start

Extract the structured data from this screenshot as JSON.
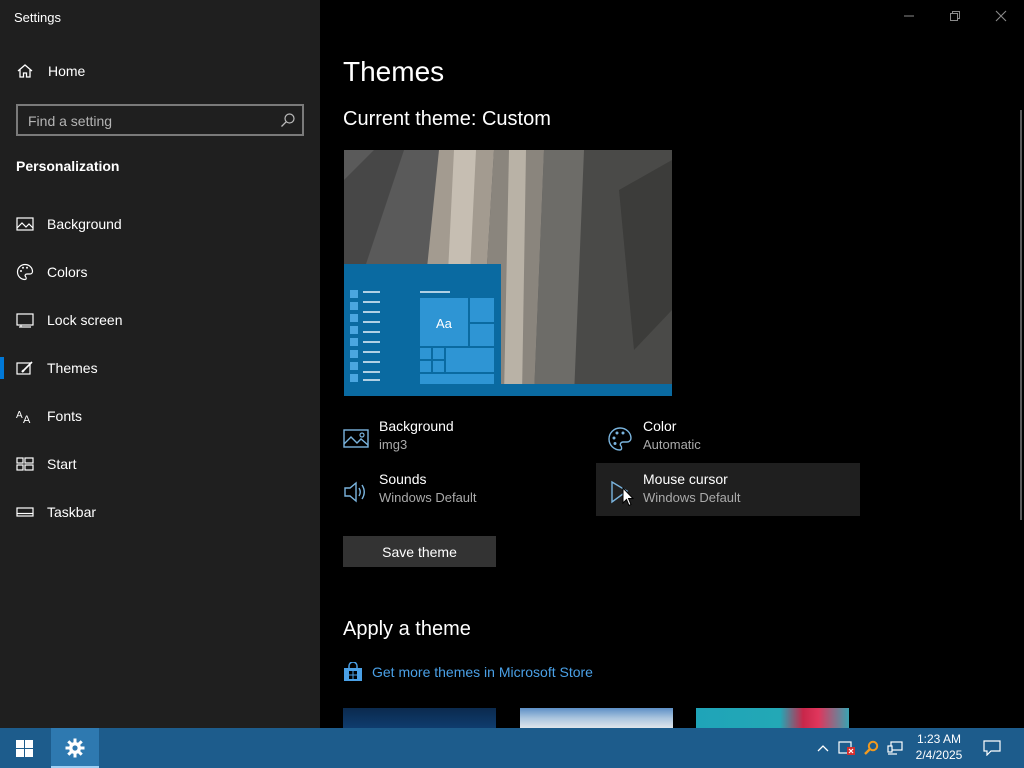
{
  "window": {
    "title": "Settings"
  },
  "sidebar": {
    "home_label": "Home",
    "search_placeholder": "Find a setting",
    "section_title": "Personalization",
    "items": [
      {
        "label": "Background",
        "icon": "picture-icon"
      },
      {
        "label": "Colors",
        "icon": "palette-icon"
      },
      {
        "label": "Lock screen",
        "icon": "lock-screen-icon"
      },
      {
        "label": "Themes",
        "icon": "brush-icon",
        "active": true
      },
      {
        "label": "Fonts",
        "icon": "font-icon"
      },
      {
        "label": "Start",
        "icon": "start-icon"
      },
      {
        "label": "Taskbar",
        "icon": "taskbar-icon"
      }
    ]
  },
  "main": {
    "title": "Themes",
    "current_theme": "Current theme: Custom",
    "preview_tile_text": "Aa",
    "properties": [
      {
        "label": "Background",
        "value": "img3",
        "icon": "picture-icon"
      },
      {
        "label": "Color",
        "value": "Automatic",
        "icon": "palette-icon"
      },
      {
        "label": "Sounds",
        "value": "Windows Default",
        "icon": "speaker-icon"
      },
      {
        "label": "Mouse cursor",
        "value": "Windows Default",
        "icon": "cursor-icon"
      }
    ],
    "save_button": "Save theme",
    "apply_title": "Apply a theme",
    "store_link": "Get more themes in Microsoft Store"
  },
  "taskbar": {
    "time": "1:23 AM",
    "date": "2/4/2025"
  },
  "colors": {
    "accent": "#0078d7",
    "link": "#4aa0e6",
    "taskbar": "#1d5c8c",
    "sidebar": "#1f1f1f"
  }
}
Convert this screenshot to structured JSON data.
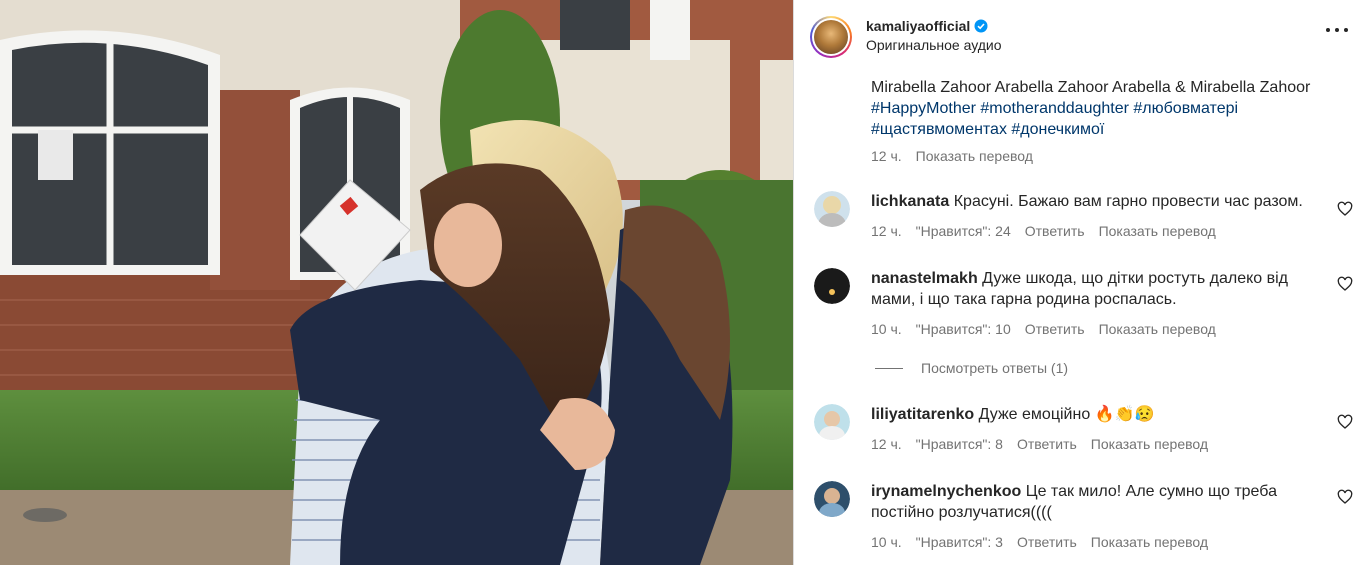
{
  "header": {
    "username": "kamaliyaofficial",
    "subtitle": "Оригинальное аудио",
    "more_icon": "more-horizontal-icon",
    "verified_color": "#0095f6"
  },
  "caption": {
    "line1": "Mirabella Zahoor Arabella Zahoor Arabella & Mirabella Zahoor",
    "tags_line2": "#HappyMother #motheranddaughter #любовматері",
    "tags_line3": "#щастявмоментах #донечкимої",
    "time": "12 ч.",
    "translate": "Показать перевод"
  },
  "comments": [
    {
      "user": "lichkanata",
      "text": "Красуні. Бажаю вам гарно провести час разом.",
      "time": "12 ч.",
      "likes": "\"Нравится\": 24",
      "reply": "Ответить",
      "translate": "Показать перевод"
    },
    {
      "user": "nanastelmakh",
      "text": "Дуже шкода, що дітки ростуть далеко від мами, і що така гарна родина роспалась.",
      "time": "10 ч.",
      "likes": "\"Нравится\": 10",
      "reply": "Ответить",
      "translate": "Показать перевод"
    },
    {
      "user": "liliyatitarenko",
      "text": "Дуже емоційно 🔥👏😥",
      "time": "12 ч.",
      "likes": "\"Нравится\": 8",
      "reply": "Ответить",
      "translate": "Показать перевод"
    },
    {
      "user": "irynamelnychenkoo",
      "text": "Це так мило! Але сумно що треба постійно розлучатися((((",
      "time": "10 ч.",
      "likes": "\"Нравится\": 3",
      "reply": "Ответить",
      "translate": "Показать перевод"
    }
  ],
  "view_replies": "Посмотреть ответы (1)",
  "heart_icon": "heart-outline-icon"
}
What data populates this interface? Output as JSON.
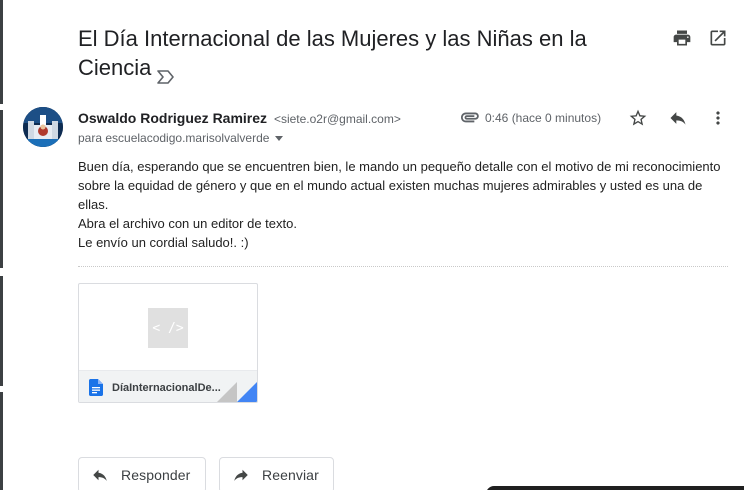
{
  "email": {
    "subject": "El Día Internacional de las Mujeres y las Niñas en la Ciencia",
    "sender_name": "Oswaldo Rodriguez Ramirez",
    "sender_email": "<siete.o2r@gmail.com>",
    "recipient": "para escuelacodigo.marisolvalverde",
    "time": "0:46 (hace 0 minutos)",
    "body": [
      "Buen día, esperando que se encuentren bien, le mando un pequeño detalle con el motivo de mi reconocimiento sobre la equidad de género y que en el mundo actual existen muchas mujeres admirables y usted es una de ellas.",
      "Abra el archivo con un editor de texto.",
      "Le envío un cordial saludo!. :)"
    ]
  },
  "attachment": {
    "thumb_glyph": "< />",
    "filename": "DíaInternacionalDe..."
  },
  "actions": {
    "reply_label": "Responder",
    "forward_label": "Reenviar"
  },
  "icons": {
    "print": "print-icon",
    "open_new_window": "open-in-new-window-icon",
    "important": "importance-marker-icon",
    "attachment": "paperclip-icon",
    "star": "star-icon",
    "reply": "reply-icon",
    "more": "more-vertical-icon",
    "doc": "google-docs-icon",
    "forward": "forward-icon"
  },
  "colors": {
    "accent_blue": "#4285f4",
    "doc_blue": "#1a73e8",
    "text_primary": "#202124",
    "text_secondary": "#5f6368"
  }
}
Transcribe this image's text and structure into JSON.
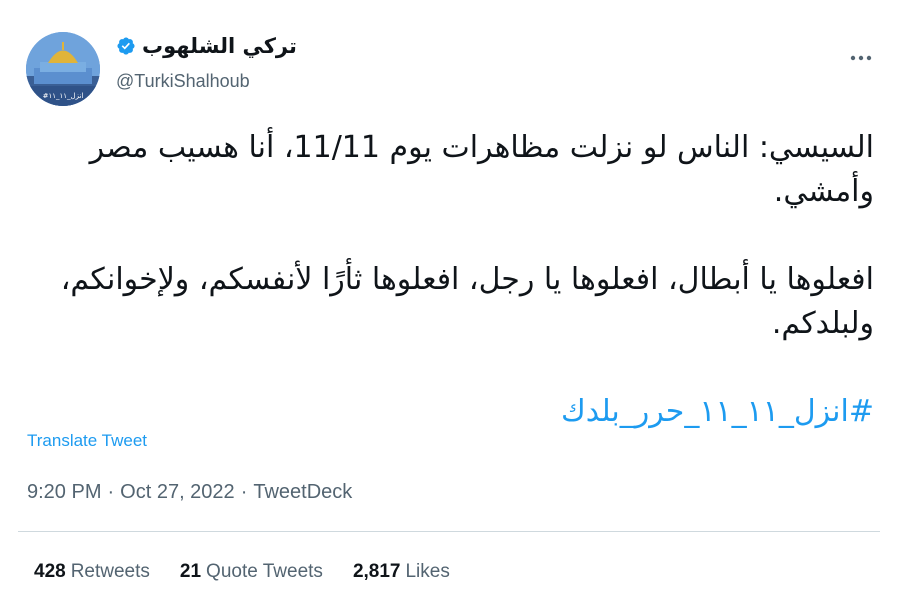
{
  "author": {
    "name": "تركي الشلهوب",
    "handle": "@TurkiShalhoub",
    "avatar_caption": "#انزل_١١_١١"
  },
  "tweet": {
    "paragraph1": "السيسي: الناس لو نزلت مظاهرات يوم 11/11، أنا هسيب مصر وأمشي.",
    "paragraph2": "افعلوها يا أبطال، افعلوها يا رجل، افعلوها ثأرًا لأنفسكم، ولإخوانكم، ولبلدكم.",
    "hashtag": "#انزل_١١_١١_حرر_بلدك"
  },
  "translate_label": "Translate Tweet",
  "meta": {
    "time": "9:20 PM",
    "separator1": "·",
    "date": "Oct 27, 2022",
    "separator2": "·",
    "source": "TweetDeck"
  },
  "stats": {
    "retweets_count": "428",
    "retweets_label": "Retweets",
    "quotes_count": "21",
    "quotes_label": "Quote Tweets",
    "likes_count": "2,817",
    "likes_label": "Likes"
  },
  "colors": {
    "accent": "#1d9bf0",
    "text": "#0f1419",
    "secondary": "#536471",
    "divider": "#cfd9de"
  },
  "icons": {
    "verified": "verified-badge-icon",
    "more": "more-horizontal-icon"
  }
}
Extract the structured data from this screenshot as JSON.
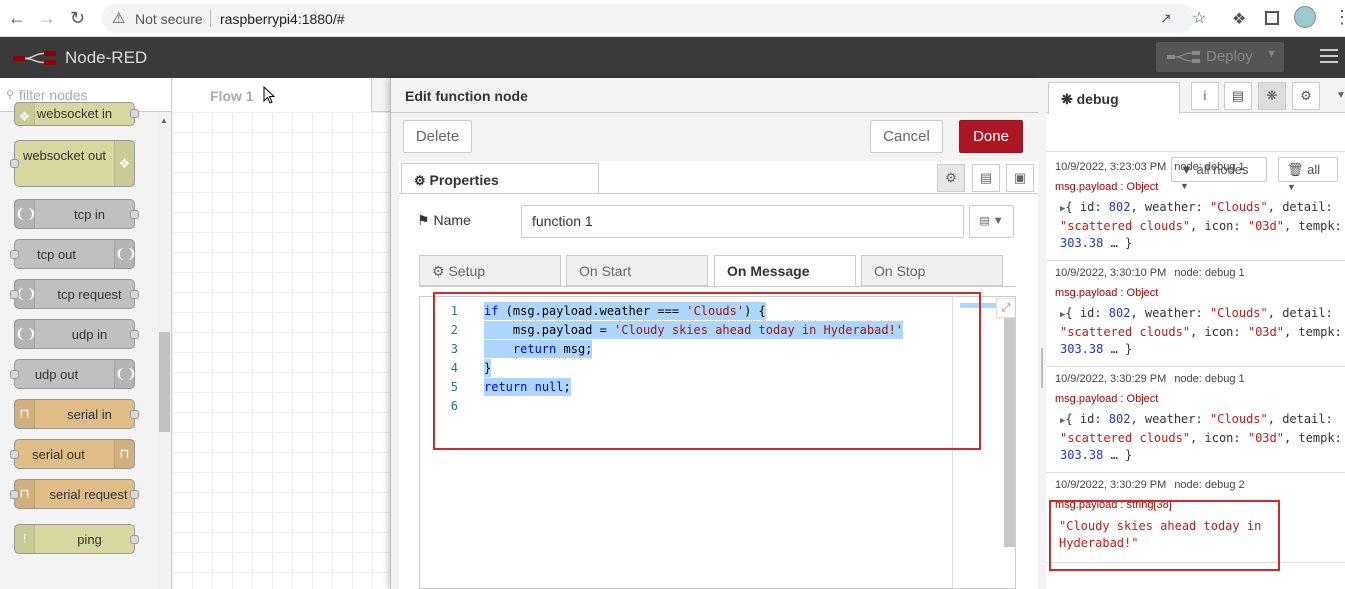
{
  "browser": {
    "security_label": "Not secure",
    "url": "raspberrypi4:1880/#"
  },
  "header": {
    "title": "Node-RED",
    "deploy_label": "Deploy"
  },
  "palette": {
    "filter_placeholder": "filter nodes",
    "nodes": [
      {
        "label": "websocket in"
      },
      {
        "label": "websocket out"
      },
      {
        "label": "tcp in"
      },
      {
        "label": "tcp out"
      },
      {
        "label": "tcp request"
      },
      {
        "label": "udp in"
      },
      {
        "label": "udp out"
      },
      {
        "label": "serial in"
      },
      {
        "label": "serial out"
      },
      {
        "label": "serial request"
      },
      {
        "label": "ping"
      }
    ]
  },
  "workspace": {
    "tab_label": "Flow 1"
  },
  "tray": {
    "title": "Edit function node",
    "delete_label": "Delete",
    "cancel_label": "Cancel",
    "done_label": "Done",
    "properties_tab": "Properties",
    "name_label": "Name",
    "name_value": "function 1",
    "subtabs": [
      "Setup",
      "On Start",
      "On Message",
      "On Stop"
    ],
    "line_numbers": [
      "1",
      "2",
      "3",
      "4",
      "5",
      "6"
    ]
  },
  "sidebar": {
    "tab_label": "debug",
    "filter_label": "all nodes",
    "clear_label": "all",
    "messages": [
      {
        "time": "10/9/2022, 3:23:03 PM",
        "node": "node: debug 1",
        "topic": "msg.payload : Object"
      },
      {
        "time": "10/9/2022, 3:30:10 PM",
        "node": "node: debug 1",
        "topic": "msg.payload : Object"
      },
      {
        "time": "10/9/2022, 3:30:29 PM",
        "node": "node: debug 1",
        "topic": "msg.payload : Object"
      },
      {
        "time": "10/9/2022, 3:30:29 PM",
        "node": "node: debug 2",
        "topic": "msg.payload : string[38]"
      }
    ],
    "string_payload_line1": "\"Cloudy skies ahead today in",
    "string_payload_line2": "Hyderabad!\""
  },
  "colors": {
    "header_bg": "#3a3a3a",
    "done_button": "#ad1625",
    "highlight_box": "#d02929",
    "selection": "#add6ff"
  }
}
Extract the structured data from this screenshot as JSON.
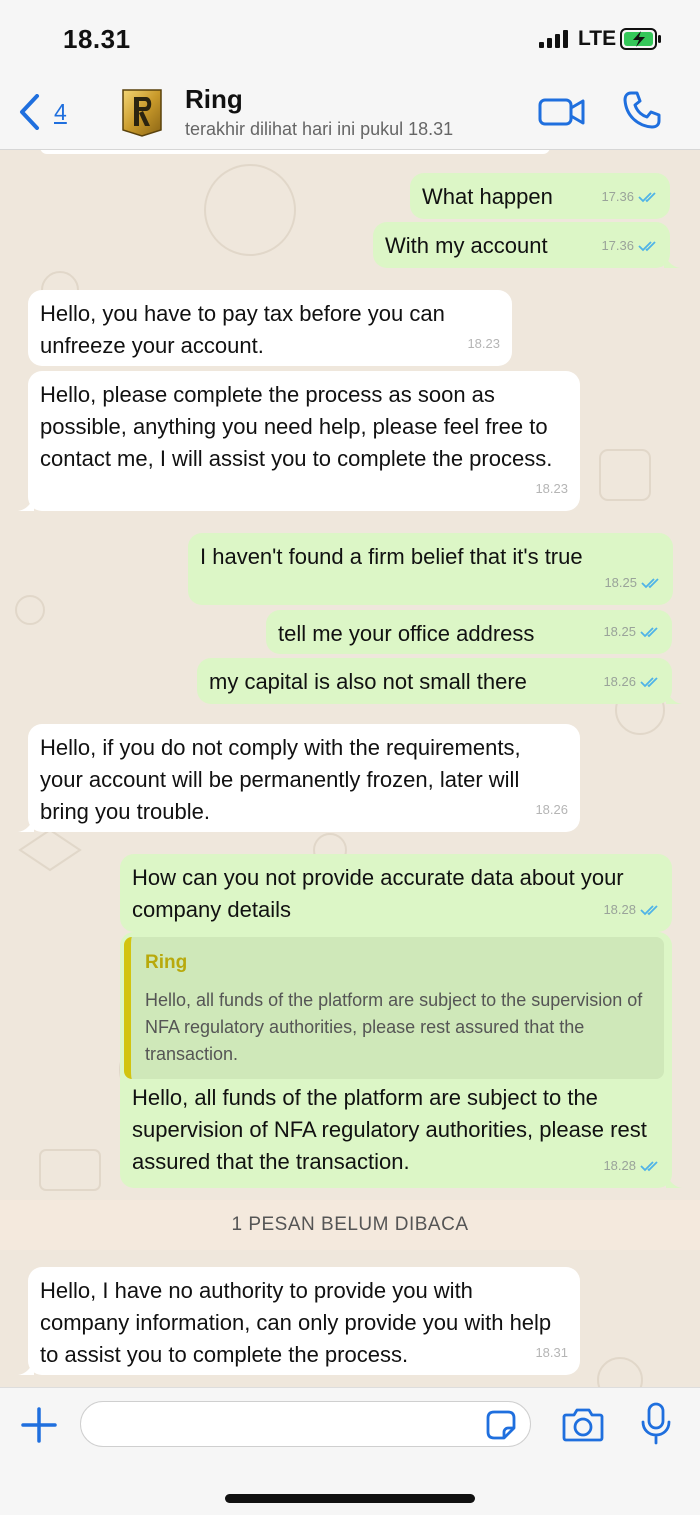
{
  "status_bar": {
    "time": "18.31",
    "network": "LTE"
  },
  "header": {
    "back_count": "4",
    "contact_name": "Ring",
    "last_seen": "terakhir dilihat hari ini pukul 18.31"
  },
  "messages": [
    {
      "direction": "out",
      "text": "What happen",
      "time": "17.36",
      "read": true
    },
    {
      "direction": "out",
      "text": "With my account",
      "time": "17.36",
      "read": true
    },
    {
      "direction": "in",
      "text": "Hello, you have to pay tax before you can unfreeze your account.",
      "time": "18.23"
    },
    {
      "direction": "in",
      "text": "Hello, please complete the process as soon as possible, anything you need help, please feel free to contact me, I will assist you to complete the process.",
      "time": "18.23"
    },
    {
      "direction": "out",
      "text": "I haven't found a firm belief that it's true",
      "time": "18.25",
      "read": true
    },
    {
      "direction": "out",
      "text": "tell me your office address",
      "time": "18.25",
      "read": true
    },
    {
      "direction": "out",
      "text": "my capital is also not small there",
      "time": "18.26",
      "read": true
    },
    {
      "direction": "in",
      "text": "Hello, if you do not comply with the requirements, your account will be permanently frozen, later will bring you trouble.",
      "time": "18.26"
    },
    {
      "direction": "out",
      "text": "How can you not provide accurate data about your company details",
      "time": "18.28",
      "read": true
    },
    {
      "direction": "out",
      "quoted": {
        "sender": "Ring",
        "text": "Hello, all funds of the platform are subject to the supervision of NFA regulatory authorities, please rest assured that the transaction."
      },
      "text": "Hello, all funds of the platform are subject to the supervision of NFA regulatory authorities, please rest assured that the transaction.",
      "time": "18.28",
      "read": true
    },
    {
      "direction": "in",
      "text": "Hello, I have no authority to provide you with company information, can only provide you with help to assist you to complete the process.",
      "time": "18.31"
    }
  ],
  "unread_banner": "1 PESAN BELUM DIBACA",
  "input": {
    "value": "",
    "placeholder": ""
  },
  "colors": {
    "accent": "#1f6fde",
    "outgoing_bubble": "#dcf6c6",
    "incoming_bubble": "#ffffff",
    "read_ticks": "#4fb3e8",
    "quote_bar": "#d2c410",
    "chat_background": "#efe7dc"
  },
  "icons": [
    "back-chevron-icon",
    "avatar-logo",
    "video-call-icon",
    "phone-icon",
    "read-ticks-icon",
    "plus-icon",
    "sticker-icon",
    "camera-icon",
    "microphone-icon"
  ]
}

end

▸ **Exercise directions**
Identify lines with the string "more". Copy each one.

▸ **Result of the task**
    "store_link": "Get more themes in Microsoft Store"
    "more_icon": "more-horizontal-icon",
    "more": "more-vertical-icon",
    "more": "more-horizontal-icon"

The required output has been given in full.